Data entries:

BEGIN

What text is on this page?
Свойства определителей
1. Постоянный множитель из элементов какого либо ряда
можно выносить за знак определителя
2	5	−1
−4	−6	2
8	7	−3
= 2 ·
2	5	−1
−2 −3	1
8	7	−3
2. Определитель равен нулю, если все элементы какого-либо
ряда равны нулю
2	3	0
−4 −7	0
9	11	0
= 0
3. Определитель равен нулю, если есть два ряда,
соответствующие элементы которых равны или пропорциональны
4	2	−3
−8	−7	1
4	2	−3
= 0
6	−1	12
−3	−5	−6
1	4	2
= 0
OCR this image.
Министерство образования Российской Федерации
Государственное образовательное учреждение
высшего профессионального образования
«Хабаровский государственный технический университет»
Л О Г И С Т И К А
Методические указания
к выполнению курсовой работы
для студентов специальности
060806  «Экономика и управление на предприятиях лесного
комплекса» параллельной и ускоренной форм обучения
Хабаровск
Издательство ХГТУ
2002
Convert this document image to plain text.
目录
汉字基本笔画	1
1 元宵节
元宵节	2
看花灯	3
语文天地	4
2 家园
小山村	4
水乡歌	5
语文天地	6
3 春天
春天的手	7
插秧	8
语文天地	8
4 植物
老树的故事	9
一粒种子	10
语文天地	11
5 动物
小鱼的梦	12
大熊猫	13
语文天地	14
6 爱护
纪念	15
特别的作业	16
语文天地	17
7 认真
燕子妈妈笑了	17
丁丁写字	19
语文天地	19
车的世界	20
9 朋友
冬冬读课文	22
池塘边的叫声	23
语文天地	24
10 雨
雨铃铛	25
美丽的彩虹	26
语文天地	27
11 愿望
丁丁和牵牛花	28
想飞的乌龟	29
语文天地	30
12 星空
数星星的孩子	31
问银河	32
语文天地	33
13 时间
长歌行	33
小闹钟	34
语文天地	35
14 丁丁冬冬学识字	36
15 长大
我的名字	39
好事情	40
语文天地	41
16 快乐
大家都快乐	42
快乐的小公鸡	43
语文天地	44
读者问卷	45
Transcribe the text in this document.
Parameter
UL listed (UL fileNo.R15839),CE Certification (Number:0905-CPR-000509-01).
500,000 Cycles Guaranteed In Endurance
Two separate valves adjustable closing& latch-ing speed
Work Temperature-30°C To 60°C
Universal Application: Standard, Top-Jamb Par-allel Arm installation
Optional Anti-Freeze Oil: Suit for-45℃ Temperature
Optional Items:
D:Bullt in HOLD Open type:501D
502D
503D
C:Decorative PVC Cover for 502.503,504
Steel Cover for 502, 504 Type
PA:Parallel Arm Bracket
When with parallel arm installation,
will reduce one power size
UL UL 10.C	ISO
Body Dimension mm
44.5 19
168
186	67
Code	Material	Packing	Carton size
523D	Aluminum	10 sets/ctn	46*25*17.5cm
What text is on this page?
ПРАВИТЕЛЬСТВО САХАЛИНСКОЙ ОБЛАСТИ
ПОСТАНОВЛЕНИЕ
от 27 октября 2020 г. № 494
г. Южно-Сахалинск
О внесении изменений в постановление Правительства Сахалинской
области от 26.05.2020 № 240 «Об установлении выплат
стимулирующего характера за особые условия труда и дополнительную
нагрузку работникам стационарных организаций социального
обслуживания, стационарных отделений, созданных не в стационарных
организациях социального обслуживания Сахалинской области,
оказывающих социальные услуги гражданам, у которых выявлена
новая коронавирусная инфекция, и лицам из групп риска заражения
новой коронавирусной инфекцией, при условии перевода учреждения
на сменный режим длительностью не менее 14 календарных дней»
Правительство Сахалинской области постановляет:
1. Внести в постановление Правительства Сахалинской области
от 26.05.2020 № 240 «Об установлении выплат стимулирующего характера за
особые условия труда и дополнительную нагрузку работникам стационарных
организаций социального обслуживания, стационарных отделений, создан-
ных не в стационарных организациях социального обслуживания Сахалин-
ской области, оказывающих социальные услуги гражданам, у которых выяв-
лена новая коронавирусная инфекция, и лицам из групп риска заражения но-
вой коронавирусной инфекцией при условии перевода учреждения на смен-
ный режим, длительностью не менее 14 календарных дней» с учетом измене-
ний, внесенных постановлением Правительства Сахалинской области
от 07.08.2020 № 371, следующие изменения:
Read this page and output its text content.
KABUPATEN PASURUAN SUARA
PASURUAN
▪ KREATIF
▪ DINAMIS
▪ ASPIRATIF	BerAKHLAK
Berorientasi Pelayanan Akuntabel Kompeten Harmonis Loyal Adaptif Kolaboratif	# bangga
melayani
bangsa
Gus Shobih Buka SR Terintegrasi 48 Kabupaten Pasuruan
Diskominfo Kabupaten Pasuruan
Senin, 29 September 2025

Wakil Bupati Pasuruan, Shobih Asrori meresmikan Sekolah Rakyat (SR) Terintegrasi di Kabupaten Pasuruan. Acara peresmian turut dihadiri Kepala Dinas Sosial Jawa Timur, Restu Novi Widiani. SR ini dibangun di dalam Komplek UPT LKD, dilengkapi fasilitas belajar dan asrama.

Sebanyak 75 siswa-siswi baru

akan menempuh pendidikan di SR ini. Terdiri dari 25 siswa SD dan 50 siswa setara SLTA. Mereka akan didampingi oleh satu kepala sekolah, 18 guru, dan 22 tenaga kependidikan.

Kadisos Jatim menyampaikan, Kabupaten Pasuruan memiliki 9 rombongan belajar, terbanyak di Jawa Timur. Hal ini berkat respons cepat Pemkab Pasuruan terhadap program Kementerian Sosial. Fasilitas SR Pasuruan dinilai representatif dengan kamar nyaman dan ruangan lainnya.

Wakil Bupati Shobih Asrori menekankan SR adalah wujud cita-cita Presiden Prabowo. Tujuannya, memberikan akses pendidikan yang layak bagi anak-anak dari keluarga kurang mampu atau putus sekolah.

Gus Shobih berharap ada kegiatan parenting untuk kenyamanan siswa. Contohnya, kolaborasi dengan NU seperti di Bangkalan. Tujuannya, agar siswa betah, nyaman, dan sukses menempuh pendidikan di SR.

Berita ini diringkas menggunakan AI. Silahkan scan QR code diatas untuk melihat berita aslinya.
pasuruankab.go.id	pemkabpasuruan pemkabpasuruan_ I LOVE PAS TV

END

To be done: Find the string "условия" in the records, then copy each line where it occurs.

Answer below:
стимулирующего характера за особые условия труда и дополнительную
особые условия труда и дополнительную нагрузку работникам стационарных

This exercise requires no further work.